■ **DATA FOR PROCESSING**
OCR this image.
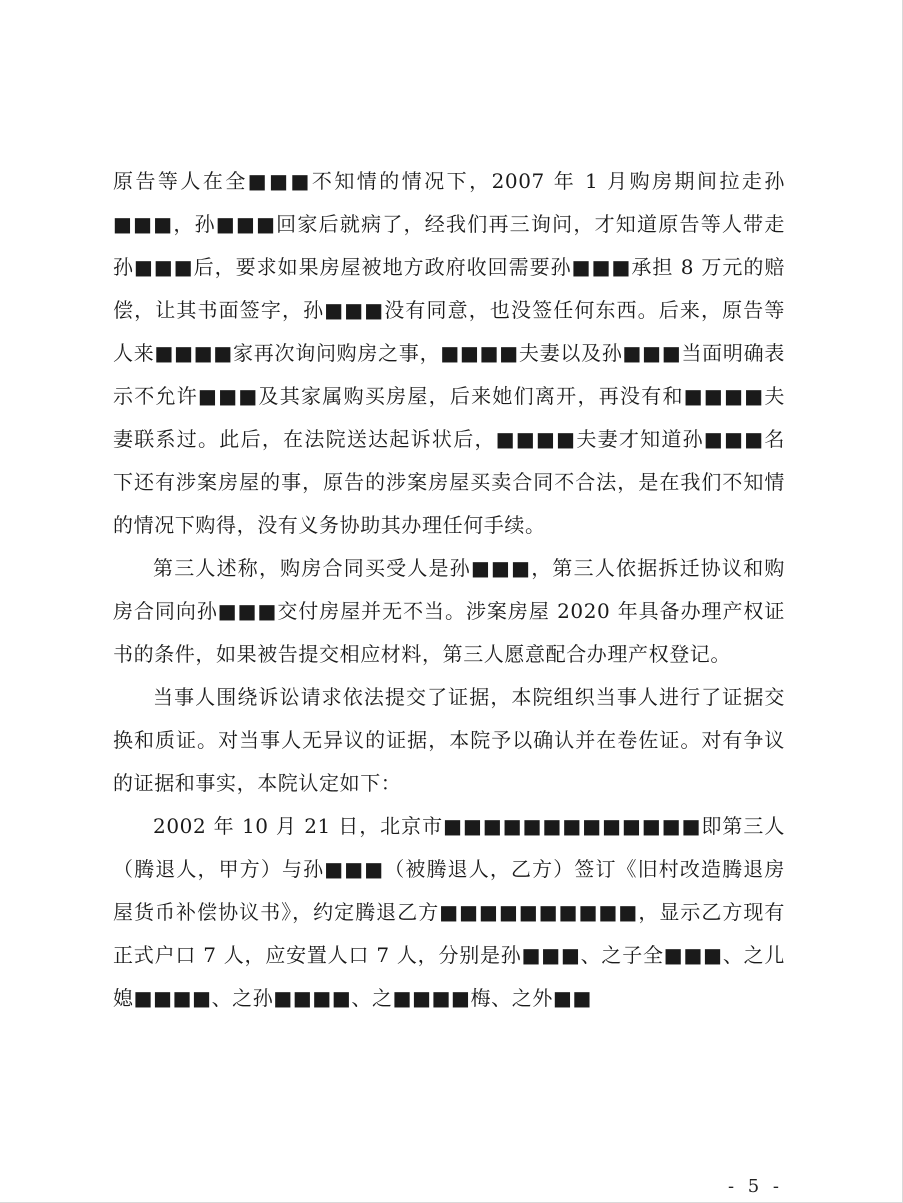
原告等人在全■■■不知情的情况下，2007 年 1 月购房期间拉走孙■■■，孙■■■回家后就病了，经我们再三询问，才知道原告等人带走孙■■■后，要求如果房屋被地方政府收回需要孙■■■承担 8 万元的赔偿，让其书面签字，孙■■■没有同意，也没签任何东西。后来，原告等人来■■■■家再次询问购房之事，■■■■夫妻以及孙■■■当面明确表示不允许■■■及其家属购买房屋，后来她们离开，再没有和■■■■夫妻联系过。此后，在法院送达起诉状后，■■■■夫妻才知道孙■■■名下还有涉案房屋的事，原告的涉案房屋买卖合同不合法，是在我们不知情的情况下购得，没有义务协助其办理任何手续。

第三人述称，购房合同买受人是孙■■■，第三人依据拆迁协议和购房合同向孙■■■交付房屋并无不当。涉案房屋 2020 年具备办理产权证书的条件，如果被告提交相应材料，第三人愿意配合办理产权登记。

当事人围绕诉讼请求依法提交了证据，本院组织当事人进行了证据交换和质证。对当事人无异议的证据，本院予以确认并在卷佐证。对有争议的证据和事实，本院认定如下：

2002 年 10 月 21 日，北京市■■■■■■■■■■■■■即第三人（腾退人，甲方）与孙■■■（被腾退人，乙方）签订《旧村改造腾退房屋货币补偿协议书》，约定腾退乙方■■■■■■■■■■，显示乙方现有正式户口 7 人，应安置人口 7 人，分别是孙■■■、之子全■■■、之儿媳■■■■、之孙■■■■、之■■■■梅、之外■■

- 5 -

■ **REQUIRED TASK**
All records above are to be printed exactly, minus the pictures they contain.

■ **WRITTEN SOLUTION**
OCR this image.
原告等人在全■■■不知情的情况下，2007 年 1 月购房期间拉走孙■■■，孙■■■回家后就病了，经我们再三询问，才知道原告等人带走孙■■■后，要求如果房屋被地方政府收回需要孙■■■承担 8 万元的赔偿，让其书面签字，孙■■■没有同意，也没签任何东西。后来，原告等人来■■■■家再次询问购房之事，■■■■夫妻以及孙■■■当面明确表示不允许■■■及其家属购买房屋，后来她们离开，再没有和■■■■夫妻联系过。此后，在法院送达起诉状后，■■■■夫妻才知道孙■■■名下还有涉案房屋的事，原告的涉案房屋买卖合同不合法，是在我们不知情的情况下购得，没有义务协助其办理任何手续。

第三人述称，购房合同买受人是孙■■■，第三人依据拆迁协议和购房合同向孙■■■交付房屋并无不当。涉案房屋 2020 年具备办理产权证书的条件，如果被告提交相应材料，第三人愿意配合办理产权登记。

当事人围绕诉讼请求依法提交了证据，本院组织当事人进行了证据交换和质证。对当事人无异议的证据，本院予以确认并在卷佐证。对有争议的证据和事实，本院认定如下：

2002 年 10 月 21 日，北京市■■■■■■■■■■■■■即第三人（腾退人，甲方）与孙■■■（被腾退人，乙方）签订《旧村改造腾退房屋货币补偿协议书》，约定腾退乙方■■■■■■■■■■，显示乙方现有正式户口 7 人，应安置人口 7 人，分别是孙■■■、之子全■■■、之儿媳■■■■、之孙■■■■、之■■■■梅、之外■■

- 5 -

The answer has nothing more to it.